>>>

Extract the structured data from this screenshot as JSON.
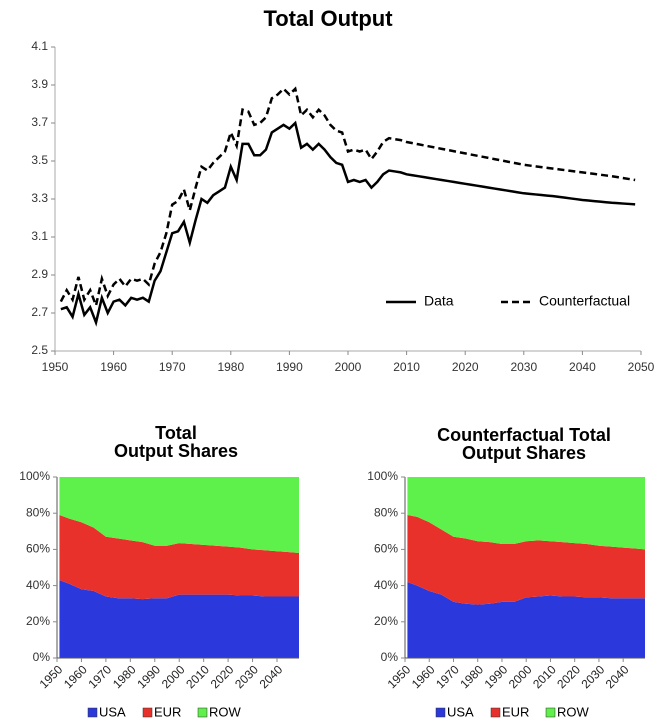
{
  "chart_data": [
    {
      "type": "line",
      "title": "Total Output",
      "x": [
        1951,
        1952,
        1953,
        1954,
        1955,
        1956,
        1957,
        1958,
        1959,
        1960,
        1961,
        1962,
        1963,
        1964,
        1965,
        1966,
        1967,
        1968,
        1969,
        1970,
        1971,
        1972,
        1973,
        1974,
        1975,
        1976,
        1977,
        1978,
        1979,
        1980,
        1981,
        1982,
        1983,
        1984,
        1985,
        1986,
        1987,
        1988,
        1989,
        1990,
        1991,
        1992,
        1993,
        1994,
        1995,
        1996,
        1997,
        1998,
        1999,
        2000,
        2001,
        2002,
        2003,
        2004,
        2005,
        2006,
        2007,
        2008,
        2009,
        2010,
        2011,
        2012,
        2013,
        2014,
        2015,
        2016,
        2017,
        2018,
        2019,
        2020,
        2021,
        2022,
        2023,
        2024,
        2025,
        2026,
        2027,
        2028,
        2029,
        2030,
        2031,
        2032,
        2033,
        2034,
        2035,
        2036,
        2037,
        2038,
        2039,
        2040,
        2041,
        2042,
        2043,
        2044,
        2045,
        2046,
        2047,
        2048,
        2049
      ],
      "series": [
        {
          "name": "Data",
          "color": "#000000",
          "line_style": "solid",
          "values": [
            2.72,
            2.73,
            2.68,
            2.8,
            2.69,
            2.73,
            2.65,
            2.78,
            2.7,
            2.76,
            2.77,
            2.74,
            2.78,
            2.77,
            2.78,
            2.76,
            2.87,
            2.92,
            3.02,
            3.12,
            3.13,
            3.18,
            3.07,
            3.19,
            3.3,
            3.28,
            3.32,
            3.34,
            3.36,
            3.47,
            3.4,
            3.59,
            3.59,
            3.53,
            3.53,
            3.56,
            3.65,
            3.67,
            3.69,
            3.67,
            3.7,
            3.57,
            3.59,
            3.56,
            3.59,
            3.56,
            3.52,
            3.49,
            3.48,
            3.39,
            3.4,
            3.39,
            3.4,
            3.36,
            3.39,
            3.43,
            3.45,
            3.445,
            3.44,
            3.43,
            3.425,
            3.42,
            3.415,
            3.41,
            3.405,
            3.4,
            3.395,
            3.39,
            3.385,
            3.38,
            3.375,
            3.37,
            3.365,
            3.36,
            3.355,
            3.35,
            3.345,
            3.34,
            3.335,
            3.33,
            3.327,
            3.324,
            3.321,
            3.318,
            3.315,
            3.311,
            3.307,
            3.303,
            3.299,
            3.295,
            3.292,
            3.289,
            3.286,
            3.283,
            3.28,
            3.278,
            3.276,
            3.274,
            3.272
          ]
        },
        {
          "name": "Counterfactual",
          "color": "#000000",
          "line_style": "dashed",
          "values": [
            2.76,
            2.82,
            2.77,
            2.89,
            2.77,
            2.82,
            2.74,
            2.88,
            2.79,
            2.85,
            2.88,
            2.84,
            2.88,
            2.87,
            2.88,
            2.85,
            2.96,
            3.02,
            3.12,
            3.27,
            3.29,
            3.35,
            3.24,
            3.36,
            3.47,
            3.45,
            3.49,
            3.52,
            3.55,
            3.65,
            3.58,
            3.77,
            3.76,
            3.69,
            3.7,
            3.73,
            3.83,
            3.85,
            3.88,
            3.85,
            3.88,
            3.74,
            3.77,
            3.73,
            3.77,
            3.74,
            3.69,
            3.66,
            3.65,
            3.55,
            3.56,
            3.55,
            3.56,
            3.51,
            3.55,
            3.6,
            3.62,
            3.615,
            3.61,
            3.6,
            3.594,
            3.588,
            3.582,
            3.576,
            3.57,
            3.564,
            3.558,
            3.552,
            3.546,
            3.54,
            3.534,
            3.528,
            3.522,
            3.516,
            3.51,
            3.504,
            3.498,
            3.492,
            3.486,
            3.48,
            3.476,
            3.472,
            3.468,
            3.464,
            3.46,
            3.456,
            3.452,
            3.448,
            3.444,
            3.44,
            3.436,
            3.432,
            3.428,
            3.424,
            3.42,
            3.415,
            3.41,
            3.405,
            3.4
          ]
        }
      ],
      "xlim": [
        1950,
        2050
      ],
      "xticks": [
        1950,
        1960,
        1970,
        1980,
        1990,
        2000,
        2010,
        2020,
        2030,
        2040,
        2050
      ],
      "ylim": [
        2.5,
        4.1
      ],
      "yticks": [
        2.5,
        2.7,
        2.9,
        3.1,
        3.3,
        3.5,
        3.7,
        3.9,
        4.1
      ],
      "legend": "lower right"
    },
    {
      "type": "area",
      "stacked": true,
      "title": [
        "Total",
        "Output Shares"
      ],
      "x": [
        1951,
        1955,
        1960,
        1965,
        1970,
        1975,
        1980,
        1985,
        1990,
        1995,
        2000,
        2005,
        2010,
        2015,
        2020,
        2025,
        2030,
        2035,
        2040,
        2045,
        2049
      ],
      "series": [
        {
          "name": "USA",
          "color": "#2a38dc",
          "values": [
            43,
            41,
            38,
            37,
            34,
            33,
            33,
            32.5,
            33,
            33,
            35,
            35,
            35,
            35,
            35,
            34.5,
            34.5,
            34,
            34,
            34,
            34
          ]
        },
        {
          "name": "EUR",
          "color": "#e8312b",
          "values": [
            36,
            36,
            37,
            35,
            33,
            33,
            32,
            31.5,
            29,
            29,
            28.5,
            28,
            27.5,
            27,
            26.5,
            26.5,
            25.5,
            25.5,
            25,
            24.5,
            24
          ]
        },
        {
          "name": "ROW",
          "color": "#5ef04b",
          "values": [
            21,
            23,
            25,
            28,
            33,
            34,
            35,
            36,
            38,
            38,
            36.5,
            37,
            37.5,
            38,
            38.5,
            39,
            40,
            40.5,
            41,
            41.5,
            42
          ]
        }
      ],
      "xlim": [
        1950,
        2049
      ],
      "xticks": [
        1950,
        1960,
        1970,
        1980,
        1990,
        2000,
        2010,
        2020,
        2030,
        2040
      ],
      "ylim": [
        0,
        100
      ],
      "yticks": [
        {
          "value": 0,
          "label": "0%"
        },
        {
          "value": 20,
          "label": "20%"
        },
        {
          "value": 40,
          "label": "40%"
        },
        {
          "value": 60,
          "label": "60%"
        },
        {
          "value": 80,
          "label": "80%"
        },
        {
          "value": 100,
          "label": "100%"
        }
      ],
      "legend": "bottom"
    },
    {
      "type": "area",
      "stacked": true,
      "title": [
        "Counterfactual Total",
        "Output Shares"
      ],
      "x": [
        1951,
        1955,
        1960,
        1965,
        1970,
        1975,
        1980,
        1985,
        1990,
        1995,
        2000,
        2005,
        2010,
        2015,
        2020,
        2025,
        2030,
        2035,
        2040,
        2045,
        2049
      ],
      "series": [
        {
          "name": "USA",
          "color": "#2a38dc",
          "values": [
            42,
            40,
            37,
            35,
            31,
            30,
            29.5,
            30,
            31,
            31,
            33.5,
            34,
            34.5,
            34,
            34,
            33.5,
            33.5,
            33,
            33,
            33,
            33
          ]
        },
        {
          "name": "EUR",
          "color": "#e8312b",
          "values": [
            37,
            38,
            38,
            36,
            36,
            36,
            35,
            34,
            32,
            32,
            31,
            31,
            30,
            30,
            29.5,
            29.5,
            28.5,
            28.5,
            28,
            27.5,
            27
          ]
        },
        {
          "name": "ROW",
          "color": "#5ef04b",
          "values": [
            21,
            22,
            25,
            29,
            33,
            34,
            35.5,
            36,
            37,
            37,
            35.5,
            35,
            35.5,
            36,
            36.5,
            37,
            38,
            38.5,
            39,
            39.5,
            40
          ]
        }
      ],
      "xlim": [
        1950,
        2049
      ],
      "xticks": [
        1950,
        1960,
        1970,
        1980,
        1990,
        2000,
        2010,
        2020,
        2030,
        2040
      ],
      "ylim": [
        0,
        100
      ],
      "yticks": [
        {
          "value": 0,
          "label": "0%"
        },
        {
          "value": 20,
          "label": "20%"
        },
        {
          "value": 40,
          "label": "40%"
        },
        {
          "value": 60,
          "label": "60%"
        },
        {
          "value": 80,
          "label": "80%"
        },
        {
          "value": 100,
          "label": "100%"
        }
      ],
      "legend": "bottom"
    }
  ]
}
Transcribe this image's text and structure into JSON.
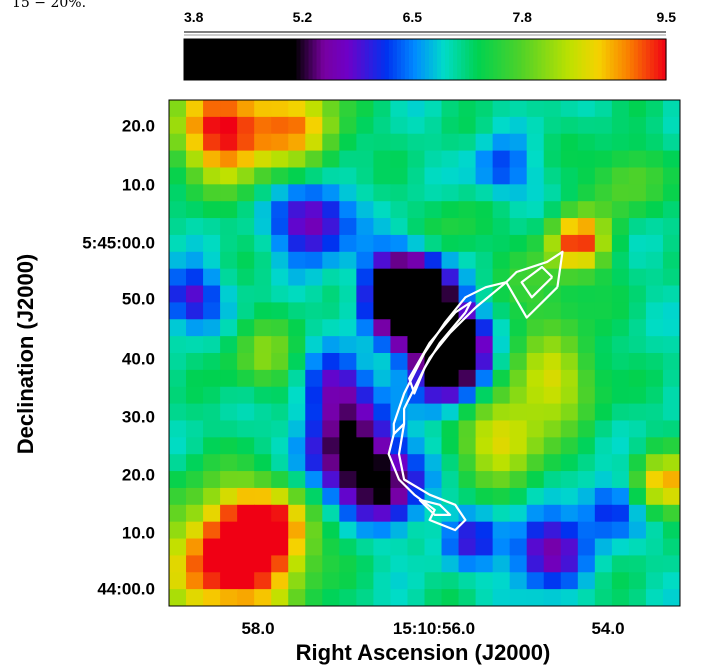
{
  "header_fragment": "15 − 20%.",
  "chart_data": {
    "type": "heatmap",
    "colorbar": {
      "ticks": [
        3.8,
        5.2,
        6.5,
        7.8,
        9.5
      ],
      "range": [
        3.8,
        9.5
      ]
    },
    "x_axis": {
      "title": "Right Ascension (J2000)",
      "tick_labels": [
        "58.0",
        "15:10:56.0",
        "54.0"
      ]
    },
    "y_axis": {
      "title": "Declination (J2000)",
      "tick_labels": [
        "20.0",
        "10.0",
        "5:45:00.0",
        "50.0",
        "40.0",
        "30.0",
        "20.0",
        "10.0",
        "44:00.0"
      ]
    },
    "grid_rows": 30,
    "grid_cols": 30,
    "features": [
      {
        "x": 0.11,
        "y": 0.06,
        "value": 9.6,
        "sigma": 0.07
      },
      {
        "x": 0.26,
        "y": 0.05,
        "value": 8.6,
        "sigma": 0.06
      },
      {
        "x": 0.8,
        "y": 0.28,
        "value": 9.2,
        "sigma": 0.04
      },
      {
        "x": 0.89,
        "y": 0.16,
        "value": 7.9,
        "sigma": 0.05
      },
      {
        "x": 0.12,
        "y": 0.91,
        "value": 9.8,
        "sigma": 0.09
      },
      {
        "x": 0.2,
        "y": 0.84,
        "value": 8.8,
        "sigma": 0.06
      },
      {
        "x": 0.65,
        "y": 0.66,
        "value": 8.6,
        "sigma": 0.07
      },
      {
        "x": 0.76,
        "y": 0.55,
        "value": 8.3,
        "sigma": 0.06
      },
      {
        "x": 0.74,
        "y": 0.38,
        "value": 7.6,
        "sigma": 0.07
      },
      {
        "x": 0.19,
        "y": 0.51,
        "value": 8.0,
        "sigma": 0.05
      },
      {
        "x": 0.97,
        "y": 0.76,
        "value": 8.9,
        "sigma": 0.04
      },
      {
        "x": 0.56,
        "y": 0.26,
        "value": 7.5,
        "sigma": 0.05
      },
      {
        "x": 0.49,
        "y": 0.42,
        "value": 3.8,
        "sigma": 0.05
      },
      {
        "x": 0.55,
        "y": 0.48,
        "value": 3.8,
        "sigma": 0.04
      },
      {
        "x": 0.46,
        "y": 0.37,
        "value": 4.4,
        "sigma": 0.05
      },
      {
        "x": 0.56,
        "y": 0.55,
        "value": 5.2,
        "sigma": 0.05
      },
      {
        "x": 0.36,
        "y": 0.71,
        "value": 5.0,
        "sigma": 0.07
      },
      {
        "x": 0.44,
        "y": 0.77,
        "value": 6.0,
        "sigma": 0.05
      },
      {
        "x": 0.28,
        "y": 0.24,
        "value": 5.4,
        "sigma": 0.05
      },
      {
        "x": 0.04,
        "y": 0.39,
        "value": 5.7,
        "sigma": 0.04
      },
      {
        "x": 0.74,
        "y": 0.89,
        "value": 5.5,
        "sigma": 0.05
      },
      {
        "x": 0.86,
        "y": 0.81,
        "value": 6.0,
        "sigma": 0.04
      },
      {
        "x": 0.65,
        "y": 0.14,
        "value": 6.2,
        "sigma": 0.04
      },
      {
        "x": 0.33,
        "y": 0.57,
        "value": 5.8,
        "sigma": 0.05
      },
      {
        "x": 0.59,
        "y": 0.87,
        "value": 6.1,
        "sigma": 0.04
      }
    ],
    "contour": {
      "color": "#ffffff",
      "paths": [
        [
          [
            0.76,
            0.37
          ],
          [
            0.7,
            0.43
          ],
          [
            0.66,
            0.36
          ],
          [
            0.68,
            0.34
          ],
          [
            0.74,
            0.32
          ],
          [
            0.77,
            0.3
          ],
          [
            0.76,
            0.37
          ]
        ],
        [
          [
            0.75,
            0.35
          ],
          [
            0.71,
            0.39
          ],
          [
            0.69,
            0.36
          ],
          [
            0.73,
            0.33
          ],
          [
            0.75,
            0.35
          ]
        ],
        [
          [
            0.6,
            0.41
          ],
          [
            0.55,
            0.46
          ],
          [
            0.51,
            0.51
          ],
          [
            0.48,
            0.57
          ],
          [
            0.46,
            0.61
          ],
          [
            0.46,
            0.64
          ],
          [
            0.44,
            0.66
          ],
          [
            0.44,
            0.64
          ],
          [
            0.46,
            0.58
          ],
          [
            0.5,
            0.5
          ],
          [
            0.54,
            0.44
          ],
          [
            0.58,
            0.39
          ],
          [
            0.62,
            0.37
          ],
          [
            0.66,
            0.36
          ],
          [
            0.6,
            0.41
          ]
        ],
        [
          [
            0.58,
            0.42
          ],
          [
            0.53,
            0.48
          ],
          [
            0.5,
            0.53
          ],
          [
            0.48,
            0.58
          ],
          [
            0.47,
            0.55
          ],
          [
            0.51,
            0.48
          ],
          [
            0.56,
            0.42
          ],
          [
            0.59,
            0.4
          ],
          [
            0.58,
            0.42
          ]
        ],
        [
          [
            0.46,
            0.64
          ],
          [
            0.45,
            0.7
          ],
          [
            0.46,
            0.75
          ],
          [
            0.51,
            0.78
          ],
          [
            0.56,
            0.8
          ],
          [
            0.58,
            0.83
          ],
          [
            0.56,
            0.85
          ],
          [
            0.51,
            0.83
          ],
          [
            0.52,
            0.81
          ],
          [
            0.48,
            0.78
          ],
          [
            0.45,
            0.75
          ],
          [
            0.43,
            0.7
          ],
          [
            0.44,
            0.66
          ],
          [
            0.46,
            0.64
          ]
        ],
        [
          [
            0.49,
            0.79
          ],
          [
            0.53,
            0.8
          ],
          [
            0.55,
            0.82
          ],
          [
            0.52,
            0.82
          ],
          [
            0.49,
            0.79
          ]
        ]
      ]
    }
  }
}
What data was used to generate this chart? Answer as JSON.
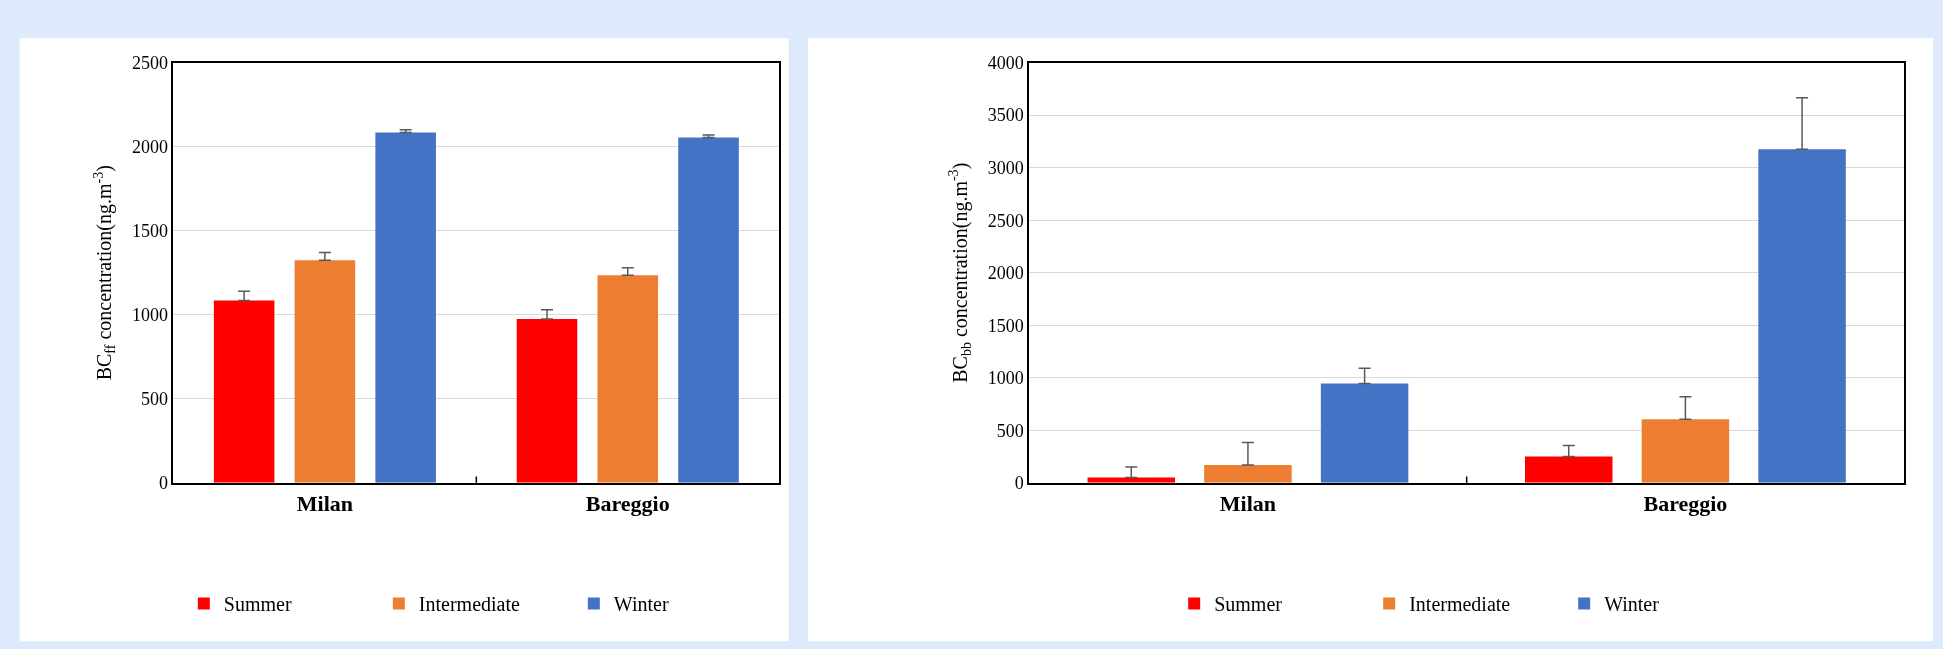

<<<

**Work to be completed**
What is the number of lines containing "type"? Give that number only.

**Result**
4